[Data items]
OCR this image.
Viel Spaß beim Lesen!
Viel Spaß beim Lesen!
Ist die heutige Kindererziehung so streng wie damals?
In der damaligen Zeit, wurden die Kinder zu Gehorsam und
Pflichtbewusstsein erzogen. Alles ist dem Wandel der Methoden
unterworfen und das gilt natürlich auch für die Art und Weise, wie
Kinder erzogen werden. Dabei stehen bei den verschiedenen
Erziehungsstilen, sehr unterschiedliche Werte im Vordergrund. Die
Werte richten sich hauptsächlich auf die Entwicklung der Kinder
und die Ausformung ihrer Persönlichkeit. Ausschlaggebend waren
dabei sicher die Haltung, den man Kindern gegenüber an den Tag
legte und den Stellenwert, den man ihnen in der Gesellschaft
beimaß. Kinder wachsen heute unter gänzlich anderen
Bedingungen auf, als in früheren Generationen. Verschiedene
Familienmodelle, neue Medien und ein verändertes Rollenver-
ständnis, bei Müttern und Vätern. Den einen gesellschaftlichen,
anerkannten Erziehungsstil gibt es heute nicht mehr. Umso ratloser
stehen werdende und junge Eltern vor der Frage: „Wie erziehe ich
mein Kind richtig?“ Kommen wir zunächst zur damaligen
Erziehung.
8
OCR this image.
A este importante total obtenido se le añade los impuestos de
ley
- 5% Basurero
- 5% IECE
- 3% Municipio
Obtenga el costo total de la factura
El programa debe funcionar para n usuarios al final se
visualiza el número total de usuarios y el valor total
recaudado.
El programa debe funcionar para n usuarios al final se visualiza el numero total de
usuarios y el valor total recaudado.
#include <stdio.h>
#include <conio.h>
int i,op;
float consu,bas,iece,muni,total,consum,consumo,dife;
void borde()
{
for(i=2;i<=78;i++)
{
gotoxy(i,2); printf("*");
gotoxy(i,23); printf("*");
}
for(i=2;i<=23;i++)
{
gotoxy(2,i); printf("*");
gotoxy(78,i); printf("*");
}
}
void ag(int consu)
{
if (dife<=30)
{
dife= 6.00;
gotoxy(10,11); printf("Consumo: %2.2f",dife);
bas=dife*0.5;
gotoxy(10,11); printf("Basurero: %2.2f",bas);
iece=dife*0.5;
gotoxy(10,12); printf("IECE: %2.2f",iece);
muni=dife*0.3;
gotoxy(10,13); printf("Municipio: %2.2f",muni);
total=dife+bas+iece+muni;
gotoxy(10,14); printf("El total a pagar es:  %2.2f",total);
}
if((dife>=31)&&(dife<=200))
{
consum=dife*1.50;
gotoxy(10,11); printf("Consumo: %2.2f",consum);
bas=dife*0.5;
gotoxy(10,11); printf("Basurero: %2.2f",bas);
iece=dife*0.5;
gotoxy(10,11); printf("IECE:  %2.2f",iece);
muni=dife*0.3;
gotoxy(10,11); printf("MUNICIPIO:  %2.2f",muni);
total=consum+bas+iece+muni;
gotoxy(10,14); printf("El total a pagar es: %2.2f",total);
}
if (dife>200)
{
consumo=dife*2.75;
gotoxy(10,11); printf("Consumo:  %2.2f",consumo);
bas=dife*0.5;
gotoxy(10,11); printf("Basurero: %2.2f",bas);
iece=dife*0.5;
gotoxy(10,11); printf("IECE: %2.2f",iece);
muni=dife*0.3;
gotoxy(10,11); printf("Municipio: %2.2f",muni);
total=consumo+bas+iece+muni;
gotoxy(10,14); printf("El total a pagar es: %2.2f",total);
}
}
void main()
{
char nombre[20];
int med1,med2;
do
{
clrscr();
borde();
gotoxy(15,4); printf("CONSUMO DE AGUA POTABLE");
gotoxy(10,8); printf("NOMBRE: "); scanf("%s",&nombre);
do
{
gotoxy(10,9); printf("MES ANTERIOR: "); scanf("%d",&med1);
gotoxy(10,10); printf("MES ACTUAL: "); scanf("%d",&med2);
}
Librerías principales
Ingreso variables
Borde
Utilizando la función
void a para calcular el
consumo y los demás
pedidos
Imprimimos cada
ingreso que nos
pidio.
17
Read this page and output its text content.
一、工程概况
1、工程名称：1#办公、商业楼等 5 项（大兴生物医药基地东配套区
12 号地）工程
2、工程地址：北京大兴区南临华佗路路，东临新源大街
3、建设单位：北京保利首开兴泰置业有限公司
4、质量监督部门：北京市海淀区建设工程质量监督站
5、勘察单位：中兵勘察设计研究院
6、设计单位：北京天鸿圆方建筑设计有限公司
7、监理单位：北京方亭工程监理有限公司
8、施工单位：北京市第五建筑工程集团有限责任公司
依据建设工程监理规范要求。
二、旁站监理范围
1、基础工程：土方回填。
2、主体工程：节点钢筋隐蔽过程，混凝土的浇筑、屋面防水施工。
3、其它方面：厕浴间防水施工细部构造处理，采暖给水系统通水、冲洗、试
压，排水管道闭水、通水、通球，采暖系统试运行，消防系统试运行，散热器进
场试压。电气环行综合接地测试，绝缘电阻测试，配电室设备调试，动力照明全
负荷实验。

__REQUIREMENT__.
Using the records above, list each line that includes "usuarios".

__OUTPUT__.
El programa debe funcionar para n usuarios al final se
visualiza el número total de usuarios y el valor total
El programa debe funcionar para n usuarios al final se visualiza el numero total de
usuarios y el valor total recaudado.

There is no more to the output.